[Stored items]
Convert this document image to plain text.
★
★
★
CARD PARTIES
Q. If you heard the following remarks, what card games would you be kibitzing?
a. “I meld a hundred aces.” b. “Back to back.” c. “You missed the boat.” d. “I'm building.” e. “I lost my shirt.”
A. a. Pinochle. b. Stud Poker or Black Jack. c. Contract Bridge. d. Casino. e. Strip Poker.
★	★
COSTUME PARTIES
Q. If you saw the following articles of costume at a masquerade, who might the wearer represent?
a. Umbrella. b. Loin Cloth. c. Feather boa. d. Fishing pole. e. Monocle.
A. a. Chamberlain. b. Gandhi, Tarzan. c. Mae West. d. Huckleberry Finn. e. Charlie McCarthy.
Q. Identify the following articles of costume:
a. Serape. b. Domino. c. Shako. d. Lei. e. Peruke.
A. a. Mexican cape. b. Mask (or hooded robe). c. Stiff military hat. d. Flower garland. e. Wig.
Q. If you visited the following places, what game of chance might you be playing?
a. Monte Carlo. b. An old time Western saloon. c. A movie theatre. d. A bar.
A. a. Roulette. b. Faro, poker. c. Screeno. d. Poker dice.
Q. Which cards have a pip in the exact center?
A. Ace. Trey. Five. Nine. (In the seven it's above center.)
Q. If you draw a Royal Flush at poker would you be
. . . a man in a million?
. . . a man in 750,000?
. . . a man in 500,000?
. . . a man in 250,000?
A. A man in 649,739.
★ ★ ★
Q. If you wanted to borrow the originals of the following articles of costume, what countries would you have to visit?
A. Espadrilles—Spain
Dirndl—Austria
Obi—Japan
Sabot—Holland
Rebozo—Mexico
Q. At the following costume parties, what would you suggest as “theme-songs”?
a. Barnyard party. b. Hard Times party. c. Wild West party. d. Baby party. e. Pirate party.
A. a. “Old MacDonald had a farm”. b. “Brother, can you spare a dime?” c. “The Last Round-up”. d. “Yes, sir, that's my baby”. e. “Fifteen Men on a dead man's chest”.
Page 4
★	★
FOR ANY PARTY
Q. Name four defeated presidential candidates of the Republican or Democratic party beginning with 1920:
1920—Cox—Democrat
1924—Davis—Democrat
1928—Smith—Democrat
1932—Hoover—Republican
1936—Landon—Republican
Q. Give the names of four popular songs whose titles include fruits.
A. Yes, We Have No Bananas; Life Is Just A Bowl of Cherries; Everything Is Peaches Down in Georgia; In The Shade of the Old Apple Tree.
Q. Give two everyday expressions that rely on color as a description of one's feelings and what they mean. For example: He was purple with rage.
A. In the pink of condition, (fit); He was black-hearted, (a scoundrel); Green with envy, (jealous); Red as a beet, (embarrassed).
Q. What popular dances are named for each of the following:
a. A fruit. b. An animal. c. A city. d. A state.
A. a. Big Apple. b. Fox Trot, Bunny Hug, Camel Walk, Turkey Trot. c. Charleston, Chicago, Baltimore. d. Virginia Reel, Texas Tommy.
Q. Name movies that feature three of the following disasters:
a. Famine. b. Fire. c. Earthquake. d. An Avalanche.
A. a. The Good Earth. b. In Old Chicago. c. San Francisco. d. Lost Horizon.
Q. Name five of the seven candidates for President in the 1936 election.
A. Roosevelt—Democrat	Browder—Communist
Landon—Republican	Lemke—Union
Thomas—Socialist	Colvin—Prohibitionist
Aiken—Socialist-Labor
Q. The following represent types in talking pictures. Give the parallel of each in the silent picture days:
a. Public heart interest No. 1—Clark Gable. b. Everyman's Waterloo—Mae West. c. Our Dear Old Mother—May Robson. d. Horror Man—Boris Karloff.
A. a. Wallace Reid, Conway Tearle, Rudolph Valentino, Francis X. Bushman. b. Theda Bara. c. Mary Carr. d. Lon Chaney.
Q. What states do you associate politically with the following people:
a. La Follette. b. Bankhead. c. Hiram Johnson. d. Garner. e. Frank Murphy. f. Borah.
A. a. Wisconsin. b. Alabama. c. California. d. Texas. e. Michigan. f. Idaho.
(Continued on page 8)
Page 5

[Work to be completed] Take the entries above and transcribe them in full.

[Correct response]
Convert this document image to plain text.
★
★
★
CARD PARTIES
Q. If you heard the following remarks, what card games would you be kibitzing?
a. “I meld a hundred aces.” b. “Back to back.” c. “You missed the boat.” d. “I'm building.” e. “I lost my shirt.”
A. a. Pinochle. b. Stud Poker or Black Jack. c. Contract Bridge. d. Casino. e. Strip Poker.
★	★
COSTUME PARTIES
Q. If you saw the following articles of costume at a masquerade, who might the wearer represent?
a. Umbrella. b. Loin Cloth. c. Feather boa. d. Fishing pole. e. Monocle.
A. a. Chamberlain. b. Gandhi, Tarzan. c. Mae West. d. Huckleberry Finn. e. Charlie McCarthy.
Q. Identify the following articles of costume:
a. Serape. b. Domino. c. Shako. d. Lei. e. Peruke.
A. a. Mexican cape. b. Mask (or hooded robe). c. Stiff military hat. d. Flower garland. e. Wig.
Q. If you visited the following places, what game of chance might you be playing?
a. Monte Carlo. b. An old time Western saloon. c. A movie theatre. d. A bar.
A. a. Roulette. b. Faro, poker. c. Screeno. d. Poker dice.
Q. Which cards have a pip in the exact center?
A. Ace. Trey. Five. Nine. (In the seven it's above center.)
Q. If you draw a Royal Flush at poker would you be
. . . a man in a million?
. . . a man in 750,000?
. . . a man in 500,000?
. . . a man in 250,000?
A. A man in 649,739.
★ ★ ★
Q. If you wanted to borrow the originals of the following articles of costume, what countries would you have to visit?
A. Espadrilles—Spain
Dirndl—Austria
Obi—Japan
Sabot—Holland
Rebozo—Mexico
Q. At the following costume parties, what would you suggest as “theme-songs”?
a. Barnyard party. b. Hard Times party. c. Wild West party. d. Baby party. e. Pirate party.
A. a. “Old MacDonald had a farm”. b. “Brother, can you spare a dime?” c. “The Last Round-up”. d. “Yes, sir, that's my baby”. e. “Fifteen Men on a dead man's chest”.
Page 4
★	★
FOR ANY PARTY
Q. Name four defeated presidential candidates of the Republican or Democratic party beginning with 1920:
1920—Cox—Democrat
1924—Davis—Democrat
1928—Smith—Democrat
1932—Hoover—Republican
1936—Landon—Republican
Q. Give the names of four popular songs whose titles include fruits.
A. Yes, We Have No Bananas; Life Is Just A Bowl of Cherries; Everything Is Peaches Down in Georgia; In The Shade of the Old Apple Tree.
Q. Give two everyday expressions that rely on color as a description of one's feelings and what they mean. For example: He was purple with rage.
A. In the pink of condition, (fit); He was black-hearted, (a scoundrel); Green with envy, (jealous); Red as a beet, (embarrassed).
Q. What popular dances are named for each of the following:
a. A fruit. b. An animal. c. A city. d. A state.
A. a. Big Apple. b. Fox Trot, Bunny Hug, Camel Walk, Turkey Trot. c. Charleston, Chicago, Baltimore. d. Virginia Reel, Texas Tommy.
Q. Name movies that feature three of the following disasters:
a. Famine. b. Fire. c. Earthquake. d. An Avalanche.
A. a. The Good Earth. b. In Old Chicago. c. San Francisco. d. Lost Horizon.
Q. Name five of the seven candidates for President in the 1936 election.
A. Roosevelt—Democrat	Browder—Communist
Landon—Republican	Lemke—Union
Thomas—Socialist	Colvin—Prohibitionist
Aiken—Socialist-Labor
Q. The following represent types in talking pictures. Give the parallel of each in the silent picture days:
a. Public heart interest No. 1—Clark Gable. b. Everyman's Waterloo—Mae West. c. Our Dear Old Mother—May Robson. d. Horror Man—Boris Karloff.
A. a. Wallace Reid, Conway Tearle, Rudolph Valentino, Francis X. Bushman. b. Theda Bara. c. Mary Carr. d. Lon Chaney.
Q. What states do you associate politically with the following people:
a. La Follette. b. Bankhead. c. Hiram Johnson. d. Garner. e. Frank Murphy. f. Borah.
A. a. Wisconsin. b. Alabama. c. California. d. Texas. e. Michigan. f. Idaho.
(Continued on page 8)
Page 5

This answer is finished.